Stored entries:
┌────────

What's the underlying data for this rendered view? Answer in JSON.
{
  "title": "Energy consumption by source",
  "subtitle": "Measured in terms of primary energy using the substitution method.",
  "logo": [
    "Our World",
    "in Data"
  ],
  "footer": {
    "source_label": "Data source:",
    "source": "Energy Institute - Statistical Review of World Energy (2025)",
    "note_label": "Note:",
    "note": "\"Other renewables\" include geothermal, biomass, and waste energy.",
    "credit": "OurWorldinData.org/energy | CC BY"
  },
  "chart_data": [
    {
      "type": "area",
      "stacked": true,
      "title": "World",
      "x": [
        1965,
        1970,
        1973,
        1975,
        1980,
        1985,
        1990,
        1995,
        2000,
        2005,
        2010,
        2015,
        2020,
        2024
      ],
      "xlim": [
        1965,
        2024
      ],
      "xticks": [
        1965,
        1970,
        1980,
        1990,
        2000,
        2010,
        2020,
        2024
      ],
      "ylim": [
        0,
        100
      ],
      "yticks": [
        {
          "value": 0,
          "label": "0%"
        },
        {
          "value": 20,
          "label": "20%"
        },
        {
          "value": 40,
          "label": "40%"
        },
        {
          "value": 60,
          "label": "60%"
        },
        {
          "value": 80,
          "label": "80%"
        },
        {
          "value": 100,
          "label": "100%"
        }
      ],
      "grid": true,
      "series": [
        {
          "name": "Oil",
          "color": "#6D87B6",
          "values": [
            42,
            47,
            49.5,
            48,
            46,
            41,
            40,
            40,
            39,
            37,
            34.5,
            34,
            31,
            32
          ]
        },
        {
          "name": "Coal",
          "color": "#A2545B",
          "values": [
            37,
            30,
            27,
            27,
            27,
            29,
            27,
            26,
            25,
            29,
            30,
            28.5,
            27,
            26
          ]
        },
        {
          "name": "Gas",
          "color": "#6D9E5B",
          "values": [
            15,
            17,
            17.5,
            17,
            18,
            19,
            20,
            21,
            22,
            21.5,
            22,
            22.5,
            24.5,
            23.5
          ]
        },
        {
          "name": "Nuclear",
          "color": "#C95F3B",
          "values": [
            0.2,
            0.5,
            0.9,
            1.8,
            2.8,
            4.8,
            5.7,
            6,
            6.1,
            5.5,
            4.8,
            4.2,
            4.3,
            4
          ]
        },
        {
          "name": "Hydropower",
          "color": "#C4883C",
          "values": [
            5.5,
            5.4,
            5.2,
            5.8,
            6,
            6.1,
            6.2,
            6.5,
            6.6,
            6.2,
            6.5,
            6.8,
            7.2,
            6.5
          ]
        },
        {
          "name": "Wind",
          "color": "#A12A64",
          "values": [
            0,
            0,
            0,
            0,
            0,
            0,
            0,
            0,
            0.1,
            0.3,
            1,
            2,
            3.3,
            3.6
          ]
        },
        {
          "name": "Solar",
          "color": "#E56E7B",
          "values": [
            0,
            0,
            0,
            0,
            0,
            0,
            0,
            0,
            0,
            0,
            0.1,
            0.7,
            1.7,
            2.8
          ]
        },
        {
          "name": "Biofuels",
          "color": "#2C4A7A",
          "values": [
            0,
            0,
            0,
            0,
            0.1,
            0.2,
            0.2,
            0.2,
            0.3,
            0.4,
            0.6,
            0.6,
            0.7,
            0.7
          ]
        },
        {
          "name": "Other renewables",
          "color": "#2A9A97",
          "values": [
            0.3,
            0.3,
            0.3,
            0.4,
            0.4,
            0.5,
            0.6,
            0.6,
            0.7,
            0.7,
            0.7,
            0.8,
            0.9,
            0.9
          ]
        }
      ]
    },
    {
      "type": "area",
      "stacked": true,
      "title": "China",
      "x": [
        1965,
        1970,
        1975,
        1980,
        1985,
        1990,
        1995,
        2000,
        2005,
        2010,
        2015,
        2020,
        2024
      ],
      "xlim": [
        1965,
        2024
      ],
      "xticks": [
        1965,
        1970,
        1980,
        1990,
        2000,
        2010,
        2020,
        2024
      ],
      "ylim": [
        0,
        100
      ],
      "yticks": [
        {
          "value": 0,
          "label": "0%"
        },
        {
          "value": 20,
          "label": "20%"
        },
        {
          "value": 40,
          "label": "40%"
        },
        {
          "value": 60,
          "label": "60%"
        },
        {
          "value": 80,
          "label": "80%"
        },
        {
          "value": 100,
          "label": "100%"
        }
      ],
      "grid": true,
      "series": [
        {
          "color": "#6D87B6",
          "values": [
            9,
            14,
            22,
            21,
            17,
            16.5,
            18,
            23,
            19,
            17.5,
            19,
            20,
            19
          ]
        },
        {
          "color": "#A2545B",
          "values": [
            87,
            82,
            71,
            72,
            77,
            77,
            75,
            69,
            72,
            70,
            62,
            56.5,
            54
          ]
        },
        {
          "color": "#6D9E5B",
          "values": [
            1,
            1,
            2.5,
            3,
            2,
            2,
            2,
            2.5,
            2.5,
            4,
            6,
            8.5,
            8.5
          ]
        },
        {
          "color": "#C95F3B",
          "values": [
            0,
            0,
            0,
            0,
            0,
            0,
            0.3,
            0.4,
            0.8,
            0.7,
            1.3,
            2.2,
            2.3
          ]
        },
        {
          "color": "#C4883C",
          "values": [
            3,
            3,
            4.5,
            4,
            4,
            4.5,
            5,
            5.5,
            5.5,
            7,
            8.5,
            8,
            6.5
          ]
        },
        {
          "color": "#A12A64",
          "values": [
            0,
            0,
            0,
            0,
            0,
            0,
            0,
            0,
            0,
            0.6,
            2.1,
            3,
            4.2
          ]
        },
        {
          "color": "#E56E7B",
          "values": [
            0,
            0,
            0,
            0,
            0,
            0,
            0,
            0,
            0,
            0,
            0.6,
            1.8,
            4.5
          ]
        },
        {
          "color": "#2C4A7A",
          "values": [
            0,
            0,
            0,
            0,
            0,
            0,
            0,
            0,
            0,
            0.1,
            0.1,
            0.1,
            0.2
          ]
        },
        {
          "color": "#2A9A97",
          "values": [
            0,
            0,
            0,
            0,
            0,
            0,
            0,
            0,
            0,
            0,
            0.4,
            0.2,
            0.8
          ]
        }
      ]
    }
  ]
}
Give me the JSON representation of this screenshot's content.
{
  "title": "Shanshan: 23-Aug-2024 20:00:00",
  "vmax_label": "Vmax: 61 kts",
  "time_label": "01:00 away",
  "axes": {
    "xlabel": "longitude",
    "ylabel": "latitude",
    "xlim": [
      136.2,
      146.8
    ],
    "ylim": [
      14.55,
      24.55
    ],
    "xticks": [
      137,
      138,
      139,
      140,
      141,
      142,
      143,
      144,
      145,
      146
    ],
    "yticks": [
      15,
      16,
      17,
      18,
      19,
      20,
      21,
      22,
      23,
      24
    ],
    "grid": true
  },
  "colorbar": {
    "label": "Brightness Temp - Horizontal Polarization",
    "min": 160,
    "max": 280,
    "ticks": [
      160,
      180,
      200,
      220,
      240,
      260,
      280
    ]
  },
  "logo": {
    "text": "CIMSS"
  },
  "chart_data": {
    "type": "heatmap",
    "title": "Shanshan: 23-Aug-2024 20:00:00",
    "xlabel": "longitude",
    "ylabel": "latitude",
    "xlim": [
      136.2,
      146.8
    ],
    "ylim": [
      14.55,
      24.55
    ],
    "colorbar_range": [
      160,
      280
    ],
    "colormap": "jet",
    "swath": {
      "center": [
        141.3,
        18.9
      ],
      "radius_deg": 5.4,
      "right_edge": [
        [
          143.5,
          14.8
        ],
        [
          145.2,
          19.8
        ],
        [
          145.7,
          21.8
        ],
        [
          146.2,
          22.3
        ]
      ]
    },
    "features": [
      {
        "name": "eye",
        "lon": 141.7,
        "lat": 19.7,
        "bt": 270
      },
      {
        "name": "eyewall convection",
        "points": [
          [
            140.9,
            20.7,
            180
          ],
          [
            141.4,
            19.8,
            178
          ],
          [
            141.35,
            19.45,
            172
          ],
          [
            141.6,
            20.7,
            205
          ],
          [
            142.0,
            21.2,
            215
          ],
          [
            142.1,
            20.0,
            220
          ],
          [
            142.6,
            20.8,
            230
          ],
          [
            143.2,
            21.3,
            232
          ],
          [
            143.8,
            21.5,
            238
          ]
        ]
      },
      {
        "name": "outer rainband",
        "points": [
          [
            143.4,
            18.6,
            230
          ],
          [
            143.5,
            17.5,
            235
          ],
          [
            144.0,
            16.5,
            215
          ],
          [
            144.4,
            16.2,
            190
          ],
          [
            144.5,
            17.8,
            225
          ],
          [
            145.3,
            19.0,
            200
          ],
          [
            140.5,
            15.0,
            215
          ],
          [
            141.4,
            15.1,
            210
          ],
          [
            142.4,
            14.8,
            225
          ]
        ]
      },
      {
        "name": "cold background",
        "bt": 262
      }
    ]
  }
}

└────────

What is required:
Search the data for "source". Copy every line that has it.

Complete output:
  "title": "Energy consumption by source",
    "source_label": "Data source:",
    "source": "Energy Institute - Statistical Review of World Energy (2025)",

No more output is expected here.